━━ Material provided ━━
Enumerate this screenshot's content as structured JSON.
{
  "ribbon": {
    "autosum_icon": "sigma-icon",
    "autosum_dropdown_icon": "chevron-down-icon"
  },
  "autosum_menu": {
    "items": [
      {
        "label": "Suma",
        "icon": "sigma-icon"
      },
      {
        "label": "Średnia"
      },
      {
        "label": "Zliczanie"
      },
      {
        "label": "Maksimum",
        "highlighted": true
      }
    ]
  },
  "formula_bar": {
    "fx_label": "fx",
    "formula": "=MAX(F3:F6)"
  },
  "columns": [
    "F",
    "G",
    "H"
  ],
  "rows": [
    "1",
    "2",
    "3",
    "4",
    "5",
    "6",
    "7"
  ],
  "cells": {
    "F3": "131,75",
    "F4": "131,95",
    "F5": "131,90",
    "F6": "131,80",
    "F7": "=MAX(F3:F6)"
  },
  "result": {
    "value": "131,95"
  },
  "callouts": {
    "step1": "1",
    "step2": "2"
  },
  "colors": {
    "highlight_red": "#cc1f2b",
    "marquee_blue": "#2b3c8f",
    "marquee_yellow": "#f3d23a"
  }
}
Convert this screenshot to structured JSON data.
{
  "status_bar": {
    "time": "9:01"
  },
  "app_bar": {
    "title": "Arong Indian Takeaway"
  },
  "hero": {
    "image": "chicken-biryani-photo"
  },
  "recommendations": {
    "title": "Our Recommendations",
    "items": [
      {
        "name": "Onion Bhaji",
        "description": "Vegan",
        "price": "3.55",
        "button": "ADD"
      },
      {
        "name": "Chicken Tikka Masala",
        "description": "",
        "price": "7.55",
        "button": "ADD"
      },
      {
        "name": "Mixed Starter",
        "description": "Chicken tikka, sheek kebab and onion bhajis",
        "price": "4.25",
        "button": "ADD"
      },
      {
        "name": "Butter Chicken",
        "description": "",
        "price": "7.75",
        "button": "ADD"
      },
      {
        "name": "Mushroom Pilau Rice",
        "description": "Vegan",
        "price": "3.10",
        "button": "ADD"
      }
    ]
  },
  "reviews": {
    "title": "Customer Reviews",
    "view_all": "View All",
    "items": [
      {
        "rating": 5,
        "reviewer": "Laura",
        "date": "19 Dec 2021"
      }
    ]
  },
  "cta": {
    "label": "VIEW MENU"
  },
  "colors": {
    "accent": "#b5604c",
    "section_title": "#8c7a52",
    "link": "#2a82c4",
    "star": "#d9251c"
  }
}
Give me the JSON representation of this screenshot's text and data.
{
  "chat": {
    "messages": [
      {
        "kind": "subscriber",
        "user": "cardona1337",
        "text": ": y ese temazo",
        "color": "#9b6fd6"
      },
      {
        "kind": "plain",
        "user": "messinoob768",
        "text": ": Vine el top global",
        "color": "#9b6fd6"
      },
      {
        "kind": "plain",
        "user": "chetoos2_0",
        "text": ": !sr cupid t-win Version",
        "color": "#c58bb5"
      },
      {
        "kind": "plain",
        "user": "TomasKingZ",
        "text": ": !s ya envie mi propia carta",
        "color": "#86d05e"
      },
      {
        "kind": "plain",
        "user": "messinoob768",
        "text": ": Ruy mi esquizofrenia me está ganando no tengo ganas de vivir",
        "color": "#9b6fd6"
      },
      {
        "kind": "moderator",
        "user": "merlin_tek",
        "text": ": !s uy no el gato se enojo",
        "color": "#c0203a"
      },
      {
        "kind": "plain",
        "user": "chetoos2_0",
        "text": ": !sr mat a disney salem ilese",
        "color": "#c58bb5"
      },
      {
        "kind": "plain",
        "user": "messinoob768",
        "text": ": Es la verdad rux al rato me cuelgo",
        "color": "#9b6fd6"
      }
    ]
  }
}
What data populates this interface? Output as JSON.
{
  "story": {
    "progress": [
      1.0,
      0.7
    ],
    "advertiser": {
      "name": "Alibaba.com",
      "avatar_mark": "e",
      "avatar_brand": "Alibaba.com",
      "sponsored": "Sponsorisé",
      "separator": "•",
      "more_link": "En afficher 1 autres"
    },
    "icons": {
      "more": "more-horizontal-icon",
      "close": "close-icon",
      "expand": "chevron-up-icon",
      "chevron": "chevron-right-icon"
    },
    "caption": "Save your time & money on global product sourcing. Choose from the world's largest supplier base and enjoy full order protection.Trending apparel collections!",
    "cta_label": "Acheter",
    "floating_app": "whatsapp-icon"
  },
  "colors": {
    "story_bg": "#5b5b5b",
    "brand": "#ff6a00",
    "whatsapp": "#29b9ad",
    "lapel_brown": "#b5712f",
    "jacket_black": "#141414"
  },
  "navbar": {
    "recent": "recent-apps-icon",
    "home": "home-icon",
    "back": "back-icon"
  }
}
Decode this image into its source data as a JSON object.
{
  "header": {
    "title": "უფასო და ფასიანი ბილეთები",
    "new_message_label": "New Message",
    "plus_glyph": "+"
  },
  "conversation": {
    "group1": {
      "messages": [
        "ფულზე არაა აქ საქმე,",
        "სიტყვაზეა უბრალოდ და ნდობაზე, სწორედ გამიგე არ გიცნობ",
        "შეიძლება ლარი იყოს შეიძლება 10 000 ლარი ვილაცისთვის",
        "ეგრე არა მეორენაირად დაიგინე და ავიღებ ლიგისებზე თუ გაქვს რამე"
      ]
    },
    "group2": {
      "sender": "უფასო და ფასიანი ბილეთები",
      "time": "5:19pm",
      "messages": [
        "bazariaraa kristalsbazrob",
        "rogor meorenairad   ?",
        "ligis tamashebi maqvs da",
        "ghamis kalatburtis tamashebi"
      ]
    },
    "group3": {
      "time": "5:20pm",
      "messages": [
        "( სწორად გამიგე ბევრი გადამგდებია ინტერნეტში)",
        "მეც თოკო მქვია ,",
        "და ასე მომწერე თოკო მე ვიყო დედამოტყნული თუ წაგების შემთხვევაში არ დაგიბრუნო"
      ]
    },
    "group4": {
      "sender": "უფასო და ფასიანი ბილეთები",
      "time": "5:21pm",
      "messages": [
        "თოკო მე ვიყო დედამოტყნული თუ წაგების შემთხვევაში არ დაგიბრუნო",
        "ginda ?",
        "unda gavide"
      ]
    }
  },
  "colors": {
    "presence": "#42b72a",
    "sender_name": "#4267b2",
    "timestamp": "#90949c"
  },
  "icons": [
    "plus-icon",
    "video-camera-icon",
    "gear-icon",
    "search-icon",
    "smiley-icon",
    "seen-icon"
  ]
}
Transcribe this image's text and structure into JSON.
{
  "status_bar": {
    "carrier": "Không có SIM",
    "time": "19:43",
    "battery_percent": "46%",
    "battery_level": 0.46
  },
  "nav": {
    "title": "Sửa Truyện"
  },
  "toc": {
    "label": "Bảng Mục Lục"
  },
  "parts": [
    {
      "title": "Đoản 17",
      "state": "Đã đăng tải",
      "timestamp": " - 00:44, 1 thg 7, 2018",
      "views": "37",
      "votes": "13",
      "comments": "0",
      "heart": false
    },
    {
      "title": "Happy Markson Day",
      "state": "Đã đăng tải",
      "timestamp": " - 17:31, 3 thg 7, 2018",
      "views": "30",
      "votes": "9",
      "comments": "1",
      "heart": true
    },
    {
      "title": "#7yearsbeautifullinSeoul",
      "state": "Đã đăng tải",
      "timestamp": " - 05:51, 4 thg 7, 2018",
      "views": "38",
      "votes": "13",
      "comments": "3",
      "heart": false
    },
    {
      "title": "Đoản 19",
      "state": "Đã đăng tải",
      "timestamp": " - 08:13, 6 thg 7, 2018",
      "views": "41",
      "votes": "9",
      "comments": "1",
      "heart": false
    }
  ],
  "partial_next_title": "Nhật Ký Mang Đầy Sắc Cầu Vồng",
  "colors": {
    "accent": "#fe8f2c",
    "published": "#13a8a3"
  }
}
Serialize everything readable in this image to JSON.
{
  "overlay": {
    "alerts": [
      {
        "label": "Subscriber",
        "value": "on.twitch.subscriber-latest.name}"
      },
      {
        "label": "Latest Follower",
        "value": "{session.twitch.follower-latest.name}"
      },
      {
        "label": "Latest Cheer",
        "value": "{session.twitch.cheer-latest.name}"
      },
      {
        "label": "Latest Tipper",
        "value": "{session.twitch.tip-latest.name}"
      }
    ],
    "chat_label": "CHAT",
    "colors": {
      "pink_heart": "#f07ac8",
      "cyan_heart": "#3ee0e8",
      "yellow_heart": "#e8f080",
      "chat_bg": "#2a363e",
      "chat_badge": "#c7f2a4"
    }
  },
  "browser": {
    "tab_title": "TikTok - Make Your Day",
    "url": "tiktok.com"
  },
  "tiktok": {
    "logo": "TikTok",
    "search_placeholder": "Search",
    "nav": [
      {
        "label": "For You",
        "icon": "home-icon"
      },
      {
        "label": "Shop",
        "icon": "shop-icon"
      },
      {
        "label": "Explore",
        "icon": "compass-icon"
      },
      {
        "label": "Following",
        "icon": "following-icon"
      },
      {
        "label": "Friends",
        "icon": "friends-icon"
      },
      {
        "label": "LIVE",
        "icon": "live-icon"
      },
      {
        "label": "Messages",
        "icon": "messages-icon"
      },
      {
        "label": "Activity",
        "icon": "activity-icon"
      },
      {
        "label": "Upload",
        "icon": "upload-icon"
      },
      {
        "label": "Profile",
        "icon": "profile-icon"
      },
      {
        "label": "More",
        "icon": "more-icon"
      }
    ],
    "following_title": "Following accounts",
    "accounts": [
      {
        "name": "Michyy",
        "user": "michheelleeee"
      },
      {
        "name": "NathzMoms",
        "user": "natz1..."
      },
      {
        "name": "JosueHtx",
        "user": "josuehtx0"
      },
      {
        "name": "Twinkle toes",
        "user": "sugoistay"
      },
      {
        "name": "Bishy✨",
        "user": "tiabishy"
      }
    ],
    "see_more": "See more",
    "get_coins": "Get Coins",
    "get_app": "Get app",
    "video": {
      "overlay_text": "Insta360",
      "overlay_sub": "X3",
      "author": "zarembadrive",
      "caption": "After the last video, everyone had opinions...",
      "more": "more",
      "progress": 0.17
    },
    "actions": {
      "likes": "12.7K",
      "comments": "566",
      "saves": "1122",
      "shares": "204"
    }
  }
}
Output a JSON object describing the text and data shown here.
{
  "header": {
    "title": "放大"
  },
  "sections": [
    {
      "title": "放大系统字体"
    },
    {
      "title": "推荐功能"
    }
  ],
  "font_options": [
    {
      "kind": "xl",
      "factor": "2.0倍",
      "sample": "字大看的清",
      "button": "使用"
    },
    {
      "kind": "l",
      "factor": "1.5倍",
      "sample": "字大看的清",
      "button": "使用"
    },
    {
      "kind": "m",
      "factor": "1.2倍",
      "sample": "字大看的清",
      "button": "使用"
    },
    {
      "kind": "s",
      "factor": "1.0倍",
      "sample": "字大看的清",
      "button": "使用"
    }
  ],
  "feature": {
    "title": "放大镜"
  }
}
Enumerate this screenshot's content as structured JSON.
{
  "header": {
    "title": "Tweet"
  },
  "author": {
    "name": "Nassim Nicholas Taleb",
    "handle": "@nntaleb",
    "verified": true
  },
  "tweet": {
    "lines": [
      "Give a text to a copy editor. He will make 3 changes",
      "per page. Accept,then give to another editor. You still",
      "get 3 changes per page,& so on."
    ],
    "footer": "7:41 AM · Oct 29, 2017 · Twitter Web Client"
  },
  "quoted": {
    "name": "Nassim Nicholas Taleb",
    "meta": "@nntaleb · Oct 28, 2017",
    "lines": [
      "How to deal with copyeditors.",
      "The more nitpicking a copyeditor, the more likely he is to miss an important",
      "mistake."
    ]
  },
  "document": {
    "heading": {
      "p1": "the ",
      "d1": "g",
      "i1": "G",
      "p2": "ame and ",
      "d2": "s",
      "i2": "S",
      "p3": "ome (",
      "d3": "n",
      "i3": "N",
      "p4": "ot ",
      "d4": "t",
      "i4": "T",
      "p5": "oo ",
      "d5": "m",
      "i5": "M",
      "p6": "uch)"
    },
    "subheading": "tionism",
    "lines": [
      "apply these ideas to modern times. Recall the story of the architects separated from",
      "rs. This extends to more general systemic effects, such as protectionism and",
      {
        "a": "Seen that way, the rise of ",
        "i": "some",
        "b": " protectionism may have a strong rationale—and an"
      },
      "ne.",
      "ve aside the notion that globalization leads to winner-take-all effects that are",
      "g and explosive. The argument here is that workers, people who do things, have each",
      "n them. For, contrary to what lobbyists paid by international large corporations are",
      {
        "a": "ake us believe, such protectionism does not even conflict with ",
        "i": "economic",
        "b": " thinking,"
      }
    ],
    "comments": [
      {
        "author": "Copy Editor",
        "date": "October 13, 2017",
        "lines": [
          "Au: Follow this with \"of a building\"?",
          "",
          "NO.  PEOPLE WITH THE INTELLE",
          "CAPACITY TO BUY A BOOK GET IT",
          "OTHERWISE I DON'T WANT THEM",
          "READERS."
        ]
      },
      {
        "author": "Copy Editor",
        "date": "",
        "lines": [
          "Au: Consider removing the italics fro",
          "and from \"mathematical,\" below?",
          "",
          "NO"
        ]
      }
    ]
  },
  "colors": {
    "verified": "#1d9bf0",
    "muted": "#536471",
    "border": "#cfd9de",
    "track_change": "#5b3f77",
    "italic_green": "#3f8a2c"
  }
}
━━━
Given exercise -
Read the entries and select each line where the word "screenshot" is found.

Result -
Enumerate this screenshot's content as structured JSON.
Convert this screenshot to structured JSON data.
Give me the JSON representation of this screenshot's text and data.
Enumerate this screenshot's content as structured JSON.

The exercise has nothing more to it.